| Problem requirements |
Show every line containing "zamierzam" by copying it.

= = = =

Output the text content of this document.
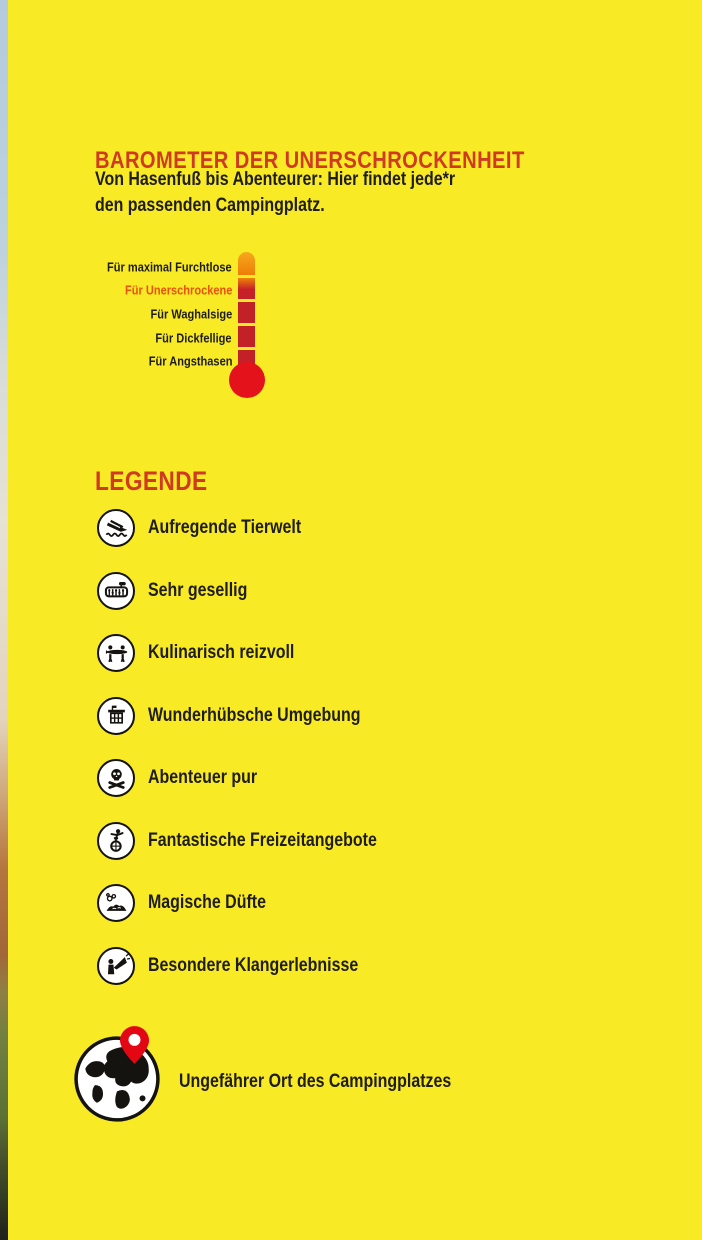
BAROMETER DER UNERSCHROCKENHEIT
Von Hasenfuß bis Abenteurer: Hier findet jede*r
den passenden Campingplatz.
Für maximal Furchtlose
Für Unerschrockene
Für Waghalsige
Für Dickfellige
Für Angsthasen
LEGENDE
Aufregende Tierwelt
Sehr gesellig
Kulinarisch reizvoll
Wunderhübsche Umgebung
Abenteuer pur
Fantastische Freizeitangebote
Magische Düfte
Besondere Klangerlebnisse
Ungefährer Ort des Campingplatzes
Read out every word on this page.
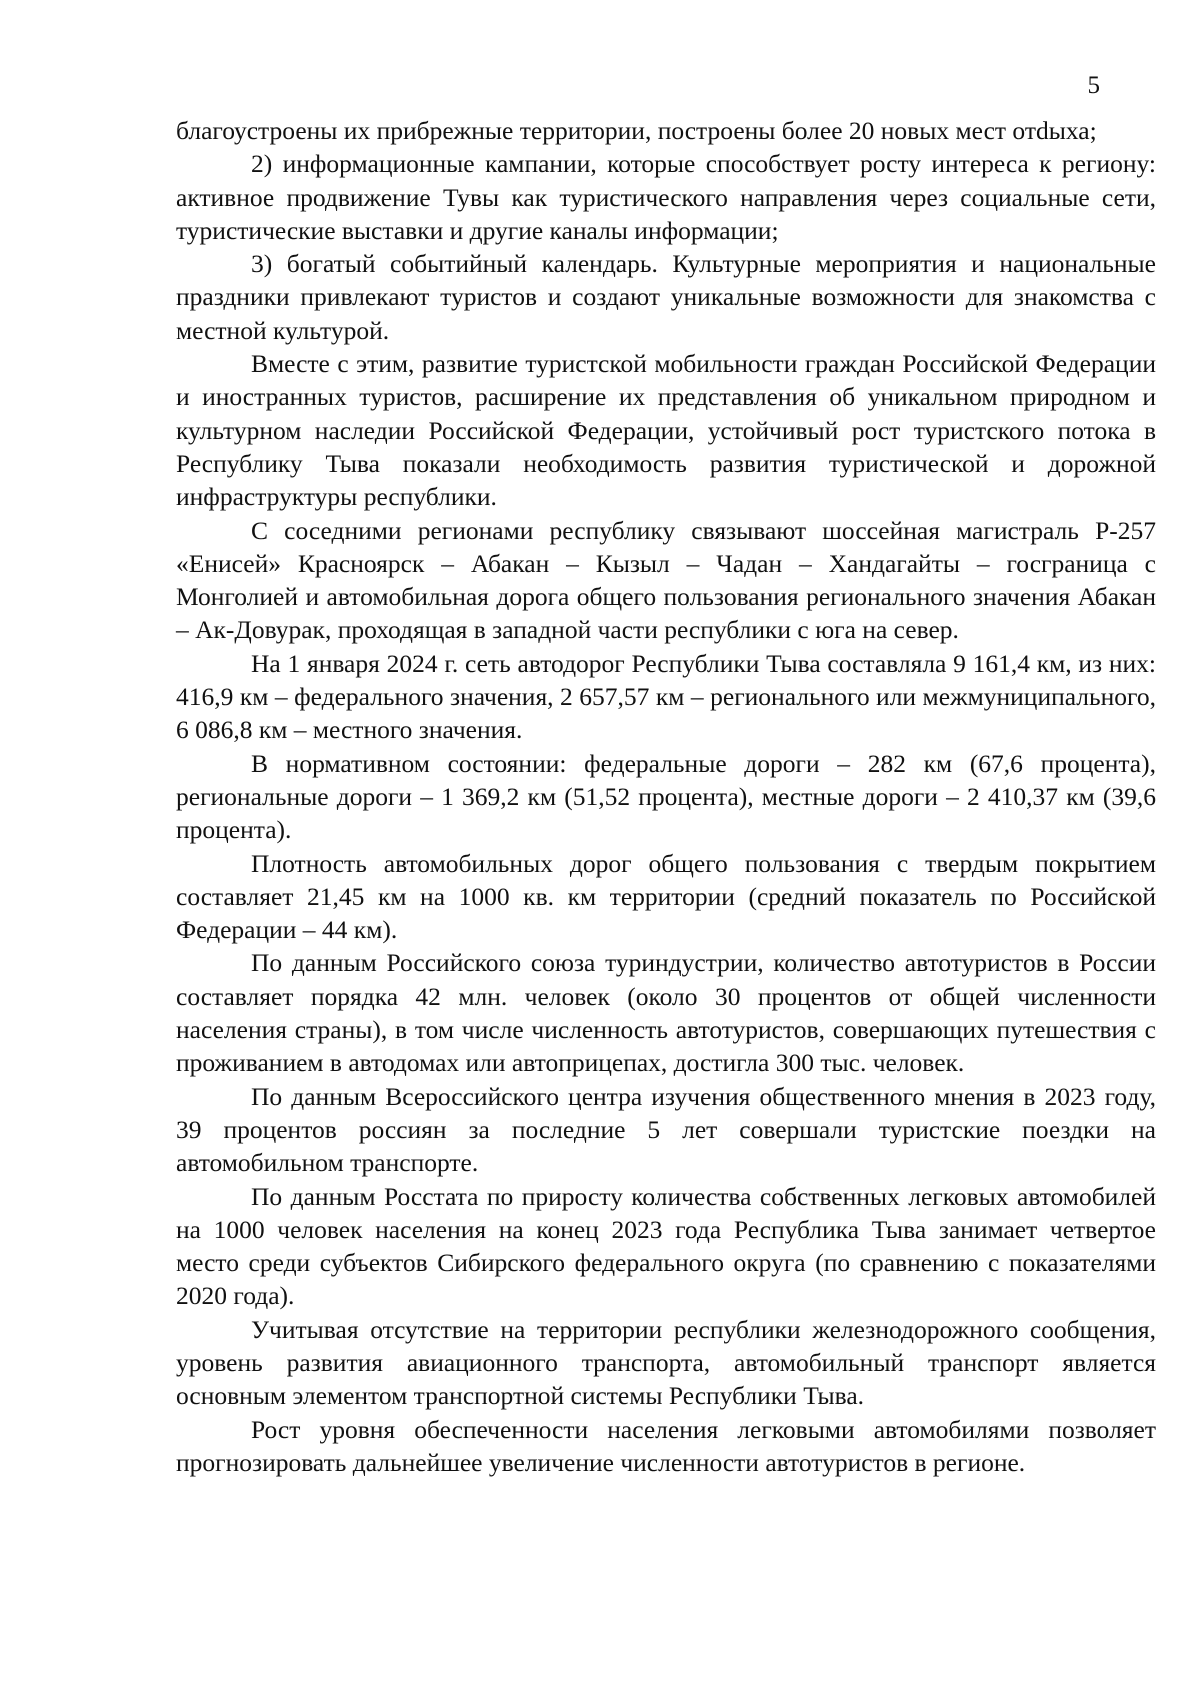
5

благоустроены их прибрежные территории, построены более 20 новых мест отdыха;

2) информационные кампании, которые способствует росту интереса к региону: активное продвижение Тувы как туристического направления через социальные сети, туристические выставки и другие каналы информации;

3) богатый событийный календарь. Культурные мероприятия и национальные праздники привлекают туристов и создают уникальные возможности для знакомства с местной культурой.

Вместе с этим, развитие туристской мобильности граждан Российской Федерации и иностранных туристов, расширение их представления об уникальном природном и культурном наследии Российской Федерации, устойчивый рост туристского потока в Республику Тыва показали необходимость развития туристической и дорожной инфраструктуры республики.

С соседними регионами республику связывают шоссейная магистраль Р-257 «Енисей» Красноярск – Абакан – Кызыл – Чадан – Хандагайты – госграница с Монголией и автомобильная дорога общего пользования регионального значения Абакан – Ак-Довурак, проходящая в западной части республики с юга на север.

На 1 января 2024 г. сеть автодорог Республики Тыва составляла 9 161,4 км, из них: 416,9 км – федерального значения, 2 657,57 км – регионального или межмуниципального, 6 086,8 км – местного значения.

В нормативном состоянии: федеральные дороги – 282 км (67,6 процента), региональные дороги – 1 369,2 км (51,52 процента), местные дороги – 2 410,37 км (39,6 процента).

Плотность автомобильных дорог общего пользования с твердым покрытием составляет 21,45 км на 1000 кв. км территории (средний показатель по Российской Федерации – 44 км).

По данным Российского союза туриндустрии, количество автотуристов в России составляет порядка 42 млн. человек (около 30 процентов от общей численности населения страны), в том числе численность автотуристов, совершающих путешествия с проживанием в автодомах или автоприцепах, достигла 300 тыс. человек.

По данным Всероссийского центра изучения общественного мнения в 2023 году, 39 процентов россиян за последние 5 лет совершали туристские поездки на автомобильном транспорте.

По данным Росстата по приросту количества собственных легковых автомобилей на 1000 человек населения на конец 2023 года Республика Тыва занимает четвертое место среди субъектов Сибирского федерального округа (по сравнению с показателями 2020 года).

Учитывая отсутствие на территории республики железнодорожного сообщения, уровень развития авиационного транспорта, автомобильный транспорт является основным элементом транспортной системы Республики Тыва.

Рост уровня обеспеченности населения легковыми автомобилями позволяет прогнозировать дальнейшее увеличение численности автотуристов в регионе.
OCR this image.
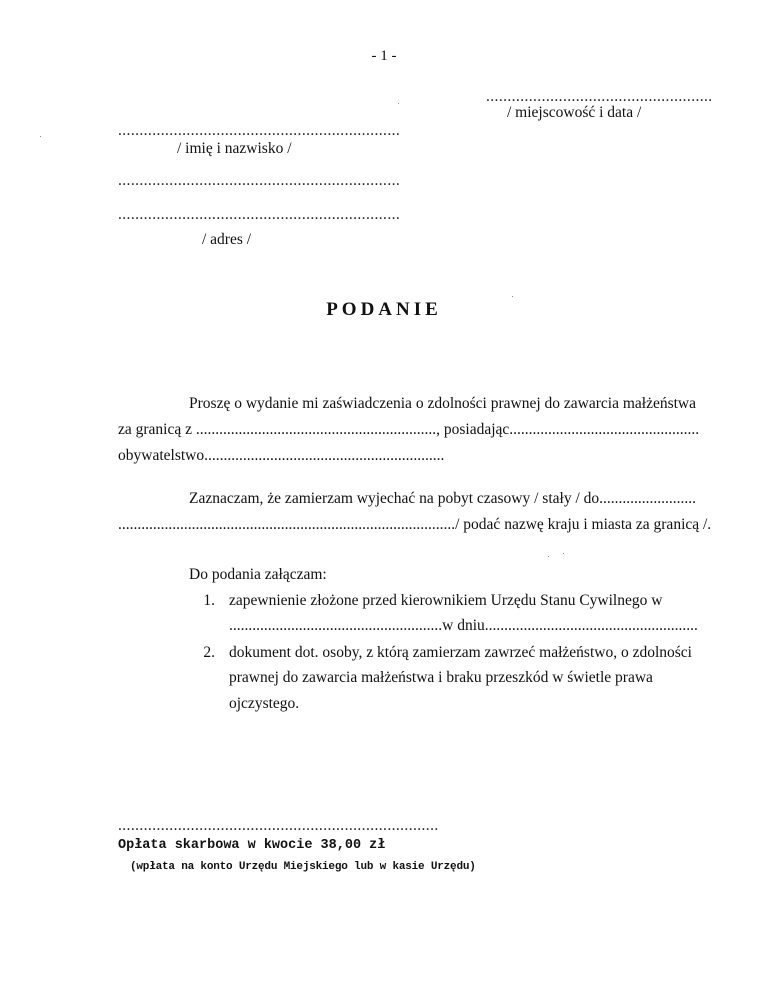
- 1 -
.....................................................
/ miejscowość i data /
..................................................................
/ imię i nazwisko /
..................................................................
..................................................................
/ adres /
PODANIE
Proszę o wydanie mi zaświadczenia o zdolności prawnej do zawarcia małżeństwa
za granicą z .............................................................., posiadając.................................................
obywatelstwo..............................................................
Zaznaczam, że zamierzam wyjechać na pobyt czasowy / stały / do.........................
......................................................................................./ podać nazwę kraju i miasta za granicą /.
Do podania załączam:
1. zapewnienie złożone przed kierownikiem Urzędu Stanu Cywilnego w
.......................................................w dniu.......................................................
2. dokument dot. osoby, z którą zamierzam zawrzeć małżeństwo, o zdolności
prawnej do zawarcia małżeństwa i braku przeszkód w świetle prawa
ojczystego.
...........................................................................
Opłata skarbowa w kwocie 38,00 zł
(wpłata na konto Urzędu Miejskiego lub w kasie Urzędu)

= = = =

| Task solution |
Zaznaczam, że zamierzam wyjechać na pobyt czasowy / stały / do.........................
2. dokument dot. osoby, z którą zamierzam zawrzeć małżeństwo, o zdolności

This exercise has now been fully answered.